Set exercise
Leaving out the pictures, transcribe all of the records faithfully.

Material provided
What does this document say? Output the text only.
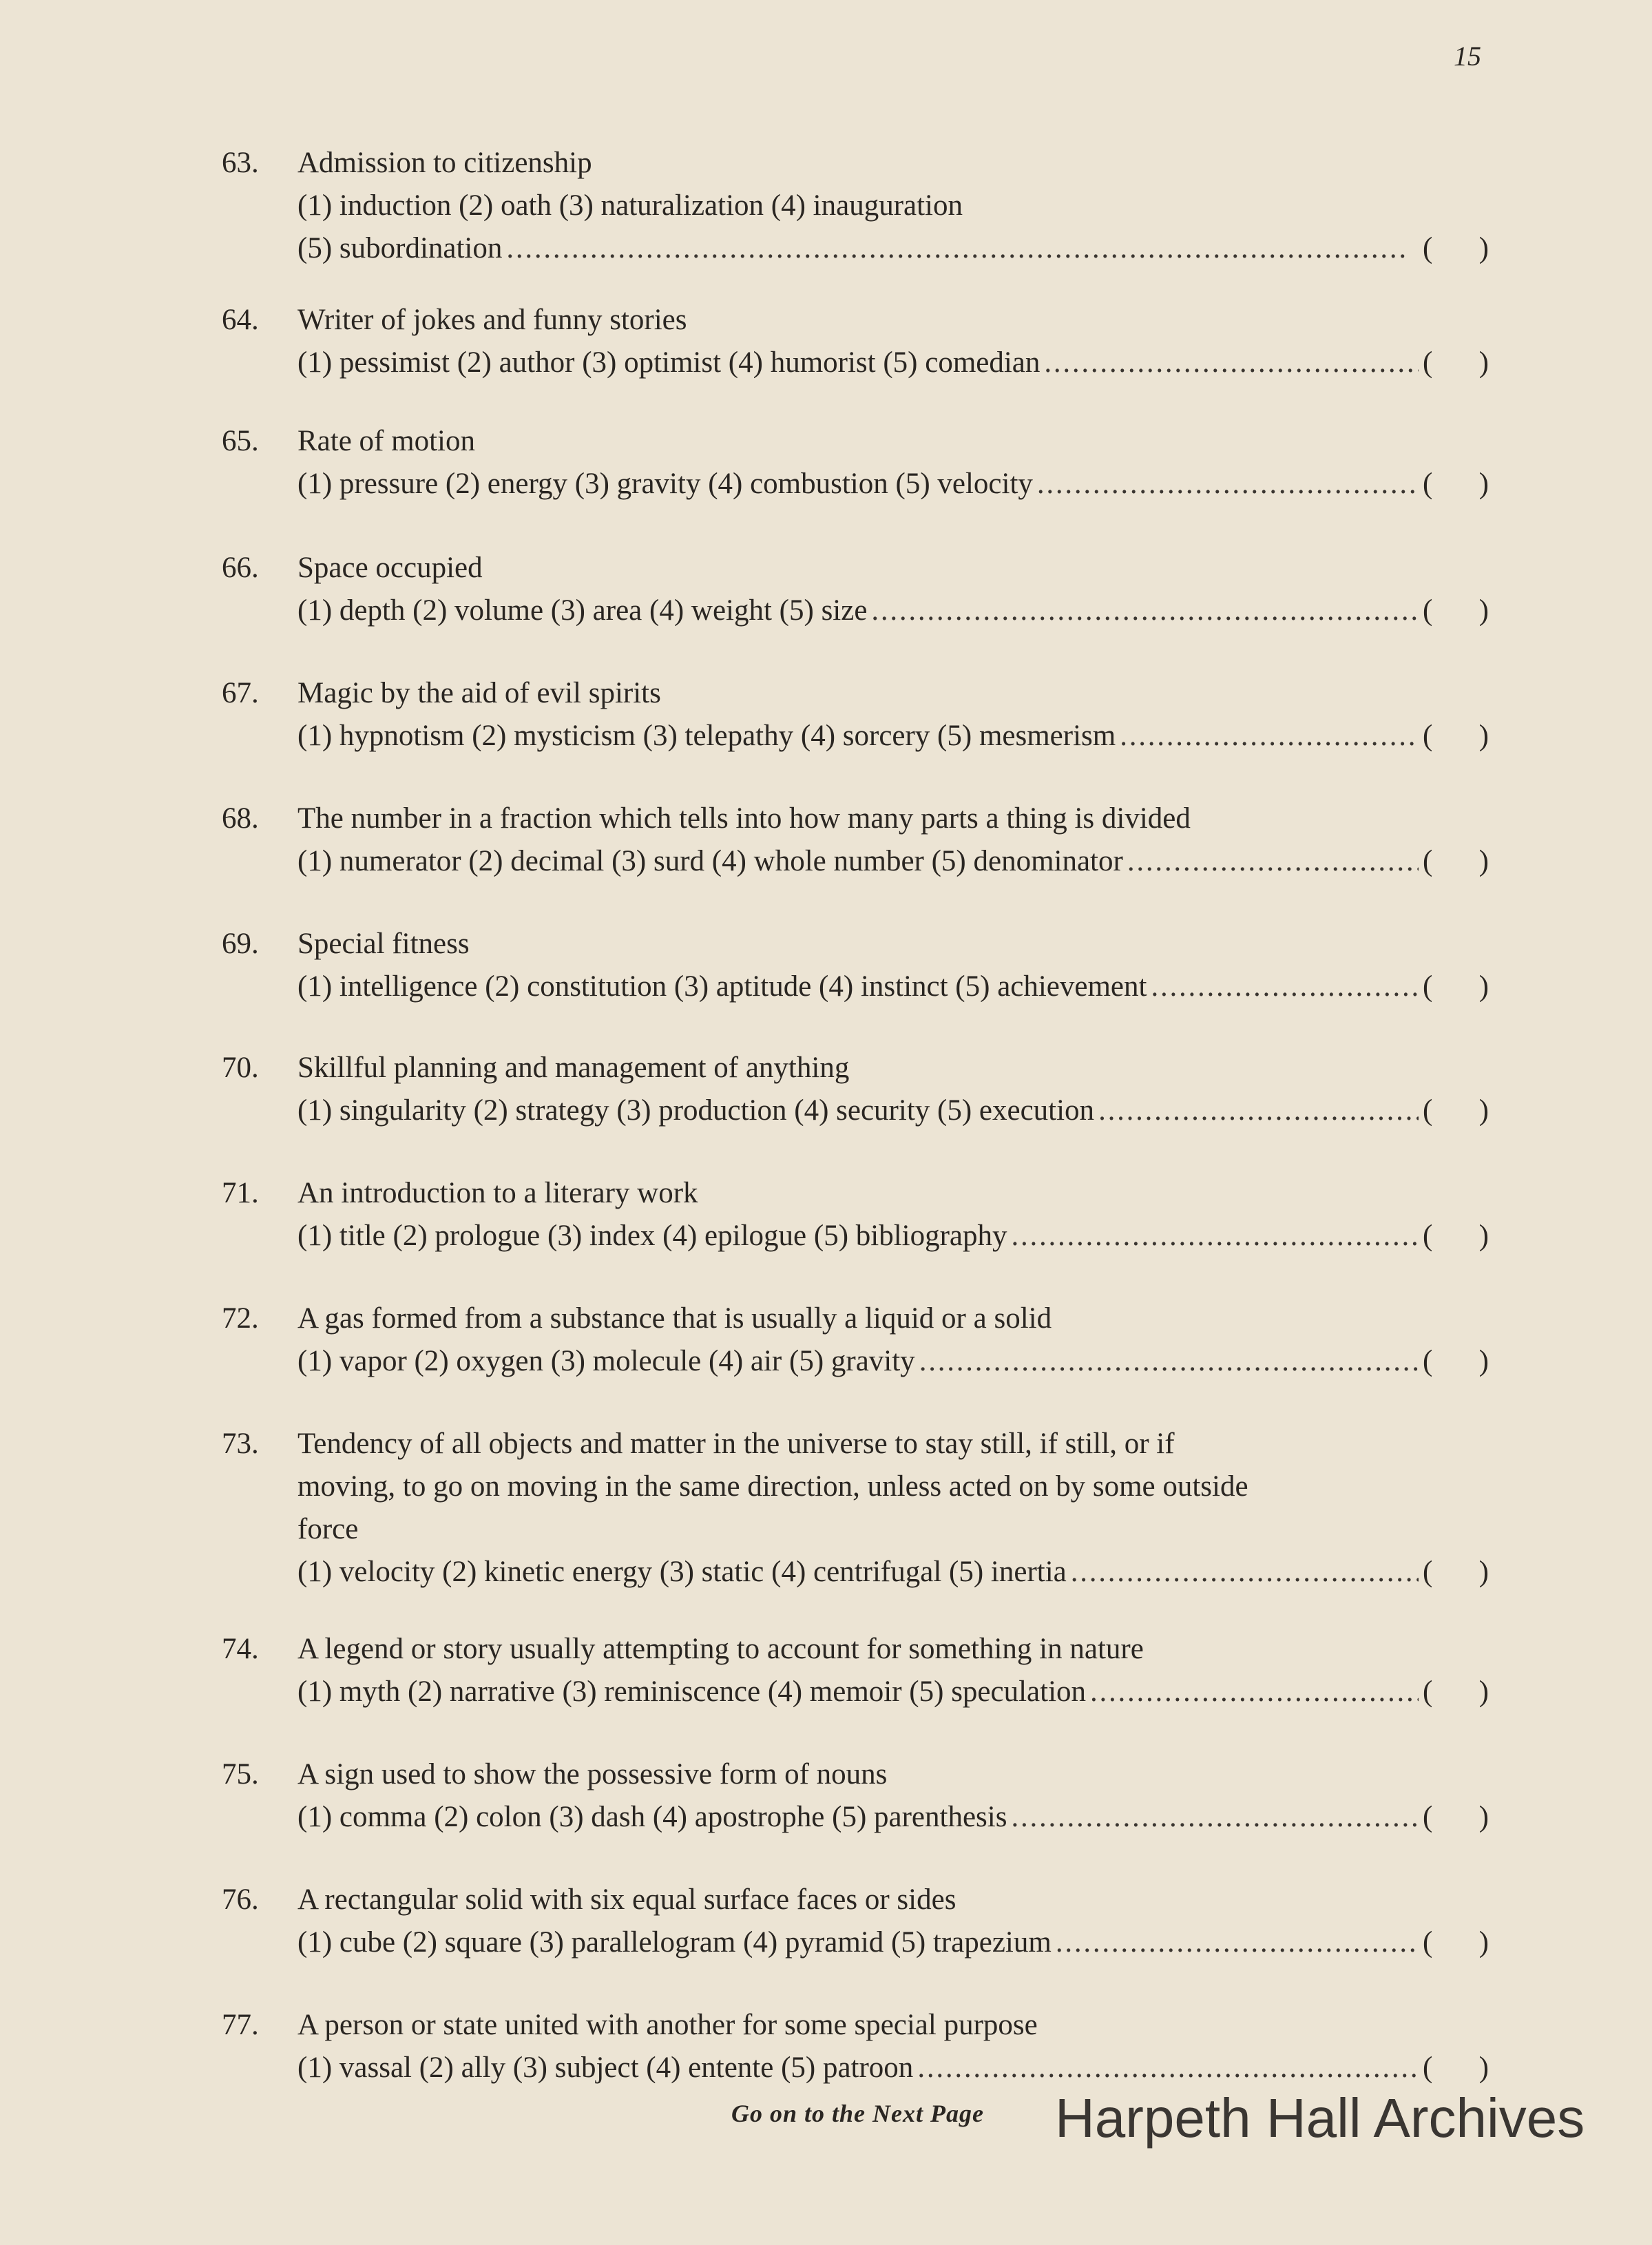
15
63. Admission to citizenship
(1) induction (2) oath (3) naturalization (4) inauguration
(5) subordination . . .	( )
64. Writer of jokes and funny stories
(1) pessimist (2) author (3) optimist (4) humorist (5) comedian . . .	( )
65. Rate of motion
(1) pressure (2) energy (3) gravity (4) combustion (5) velocity . . .	( )
66. Space occupied
(1) depth (2) volume (3) area (4) weight (5) size . . .	( )
67. Magic by the aid of evil spirits
(1) hypnotism (2) mysticism (3) telepathy (4) sorcery (5) mesmerism . . .	( )
68. The number in a fraction which tells into how many parts a thing is divided
(1) numerator (2) decimal (3) surd (4) whole number (5) denominator . . .	( )
69. Special fitness
(1) intelligence (2) constitution (3) aptitude (4) instinct (5) achievement . . .	( )
70. Skillful planning and management of anything
(1) singularity (2) strategy (3) production (4) security (5) execution . . .	( )
71. An introduction to a literary work
(1) title (2) prologue (3) index (4) epilogue (5) bibliography . . .	( )
72. A gas formed from a substance that is usually a liquid or a solid
(1) vapor (2) oxygen (3) molecule (4) air (5) gravity . . .	( )
73. Tendency of all objects and matter in the universe to stay still, if still, or if
moving, to go on moving in the same direction, unless acted on by some outside
force
(1) velocity (2) kinetic energy (3) static (4) centrifugal (5) inertia . . .	( )
74. A legend or story usually attempting to account for something in nature
(1) myth (2) narrative (3) reminiscence (4) memoir (5) speculation . . .	( )
75. A sign used to show the possessive form of nouns
(1) comma (2) colon (3) dash (4) apostrophe (5) parenthesis . . .	( )
76. A rectangular solid with six equal surface faces or sides
(1) cube (2) square (3) parallelogram (4) pyramid (5) trapezium . . .	( )
77. A person or state united with another for some special purpose
(1) vassal (2) ally (3) subject (4) entente (5) patroon . . .	( )
Go on to the Next Page Harpeth Hall Archives
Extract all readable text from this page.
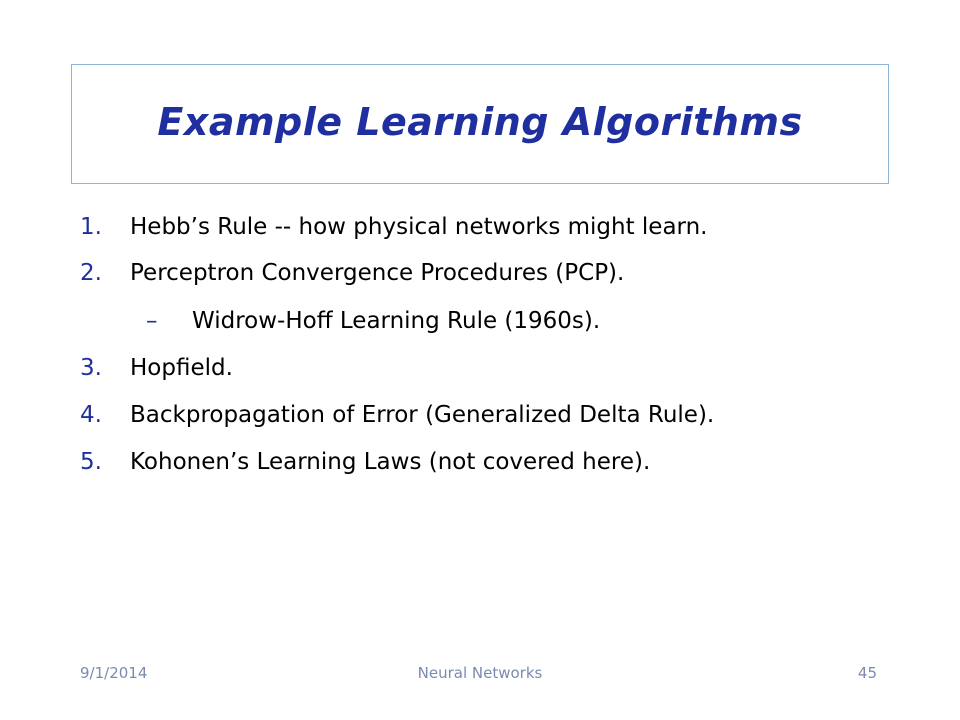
Example Learning Algorithms
1. Hebb’s Rule -- how physical networks might learn.
2. Perceptron Convergence Procedures (PCP).
– Widrow-Hoff Learning Rule (1960s).
3. Hopfield.
4. Backpropagation of Error (Generalized Delta Rule).
5. Kohonen’s Learning Laws (not covered here).
9/1/2014	Neural Networks	45
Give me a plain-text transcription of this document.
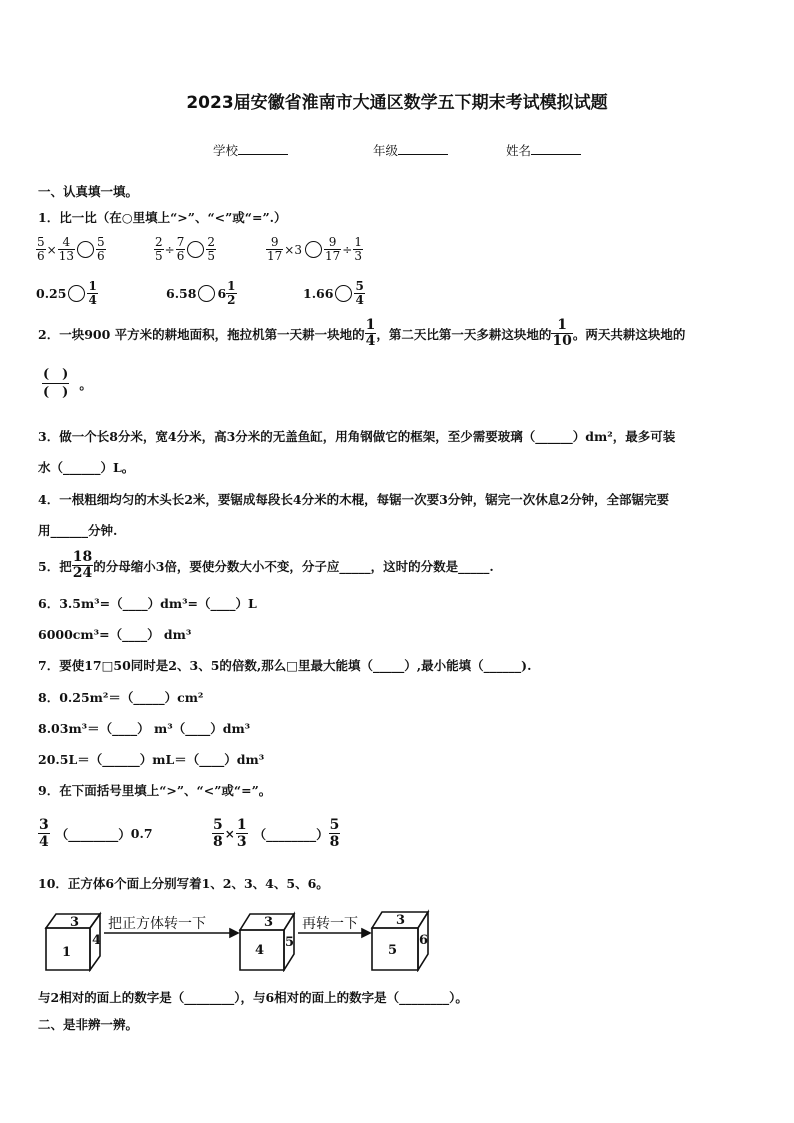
2023届安徽省淮南市大通区数学五下期末考试模拟试题
学校	年级	姓名
一、认真填一填。
1．比一比（在○里填上“>”、“<”或“=”.）
$\frac{5}{6} \times \frac{4}{13} \frac{5}{6}$	$\frac{2}{5} \div \frac{7}{6} \frac{2}{5}$	$\frac{9}{17} \times 3 \frac{9}{17} \div \frac{1}{3}$
$0.25 \frac{1}{4}$	6.58 $6 \frac{1}{2}$	$1.66 \frac{5}{4}$
2．一块900 平方米的耕地面积，拖拉机第一天耕一块地的 $\frac{1}{4}$ ，第二天比第一天多耕这块地的 $\frac{1}{10}$ 。两天共耕这块地的
$\frac{( )}{( )}$ 。
3．做一个长8分米，宽4分米，高3分米的无盖鱼缸，用角钢做它的框架，至少需要玻璃（______）dm²，最多可装
水（______）L。
4．一根粗细均匀的木头长2米，要锯成每段长4分米的木棍，每锯一次要3分钟，锯完一次休息2分钟，全部锯完要
用______分钟.
5．把 $\frac{18}{24}$ 的分母缩小3倍，要使分数大小不变，分子应_____，这时的分数是_____.
6．3.5m³=（____）dm³=（____）L
6000cm³=（____） dm³
7．要使17□50同时是2、3、5的倍数,那么□里最大能填（_____）,最小能填（______).
8．0.25m²＝（_____）cm²
8.03m³＝（____） m³（____）dm³
20.5L＝（______）mL＝（____）dm³
9．在下面括号里填上“>”、“<”或“=”。
$\frac{3}{4}$ （________） 0.7	$\frac{5}{8} \times \frac{1}{3}$ （________） $\frac{5}{8}$
10．正方体6个面上分别写着1、2、3、4、5、6。
3
1
4
把正方体转一下	3
4
5
再转一下	3
5
6
与2相对的面上的数字是（________），与6相对的面上的数字是（________）。
二、是非辨一辨。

Written solution
What does this document say? Output the text only.
15
63. Admission to citizenship
(1) induction (2) oath (3) naturalization (4) inauguration
(5) subordination . . .	( )
64. Writer of jokes and funny stories
(1) pessimist (2) author (3) optimist (4) humorist (5) comedian . . .	( )
65. Rate of motion
(1) pressure (2) energy (3) gravity (4) combustion (5) velocity . . .	( )
66. Space occupied
(1) depth (2) volume (3) area (4) weight (5) size . . .	( )
67. Magic by the aid of evil spirits
(1) hypnotism (2) mysticism (3) telepathy (4) sorcery (5) mesmerism . . .	( )
68. The number in a fraction which tells into how many parts a thing is divided
(1) numerator (2) decimal (3) surd (4) whole number (5) denominator . . .	( )
69. Special fitness
(1) intelligence (2) constitution (3) aptitude (4) instinct (5) achievement . . .	( )
70. Skillful planning and management of anything
(1) singularity (2) strategy (3) production (4) security (5) execution . . .	( )
71. An introduction to a literary work
(1) title (2) prologue (3) index (4) epilogue (5) bibliography . . .	( )
72. A gas formed from a substance that is usually a liquid or a solid
(1) vapor (2) oxygen (3) molecule (4) air (5) gravity . . .	( )
73. Tendency of all objects and matter in the universe to stay still, if still, or if
moving, to go on moving in the same direction, unless acted on by some outside
force
(1) velocity (2) kinetic energy (3) static (4) centrifugal (5) inertia . . .	( )
74. A legend or story usually attempting to account for something in nature
(1) myth (2) narrative (3) reminiscence (4) memoir (5) speculation . . .	( )
75. A sign used to show the possessive form of nouns
(1) comma (2) colon (3) dash (4) apostrophe (5) parenthesis . . .	( )
76. A rectangular solid with six equal surface faces or sides
(1) cube (2) square (3) parallelogram (4) pyramid (5) trapezium . . .	( )
77. A person or state united with another for some special purpose
(1) vassal (2) ally (3) subject (4) entente (5) patroon . . .	( )
Go on to the Next Page Harpeth Hall Archives
Extract all readable text from this page.
Example Learning Algorithms
1. Hebb’s Rule -- how physical networks might learn.
2. Perceptron Convergence Procedures (PCP).
– Widrow-Hoff Learning Rule (1960s).
3. Hopfield.
4. Backpropagation of Error (Generalized Delta Rule).
5. Kohonen’s Learning Laws (not covered here).
9/1/2014	Neural Networks	45
Give me a plain-text transcription of this document.
2023届安徽省淮南市大通区数学五下期末考试模拟试题
学校	年级	姓名
一、认真填一填。
1．比一比（在○里填上“>”、“<”或“=”.）
$\frac{5}{6} \times \frac{4}{13} \frac{5}{6}$	$\frac{2}{5} \div \frac{7}{6} \frac{2}{5}$	$\frac{9}{17} \times 3 \frac{9}{17} \div \frac{1}{3}$
$0.25 \frac{1}{4}$	6.58 $6 \frac{1}{2}$	$1.66 \frac{5}{4}$
2．一块900 平方米的耕地面积，拖拉机第一天耕一块地的 $\frac{1}{4}$ ，第二天比第一天多耕这块地的 $\frac{1}{10}$ 。两天共耕这块地的
$\frac{( )}{( )}$ 。
3．做一个长8分米，宽4分米，高3分米的无盖鱼缸，用角钢做它的框架，至少需要玻璃（______）dm²，最多可装
水（______）L。
4．一根粗细均匀的木头长2米，要锯成每段长4分米的木棍，每锯一次要3分钟，锯完一次休息2分钟，全部锯完要
用______分钟.
5．把 $\frac{18}{24}$ 的分母缩小3倍，要使分数大小不变，分子应_____，这时的分数是_____.
6．3.5m³=（____）dm³=（____）L
6000cm³=（____） dm³
7．要使17□50同时是2、3、5的倍数,那么□里最大能填（_____）,最小能填（______).
8．0.25m²＝（_____）cm²
8.03m³＝（____） m³（____）dm³
20.5L＝（______）mL＝（____）dm³
9．在下面括号里填上“>”、“<”或“=”。
$\frac{3}{4}$ （________） 0.7	$\frac{5}{8} \times \frac{1}{3}$ （________） $\frac{5}{8}$
10．正方体6个面上分别写着1、2、3、4、5、6。
3
1
4
把正方体转一下	3
4
5
再转一下	3
5
6
与2相对的面上的数字是（________），与6相对的面上的数字是（________）。
二、是非辨一辨。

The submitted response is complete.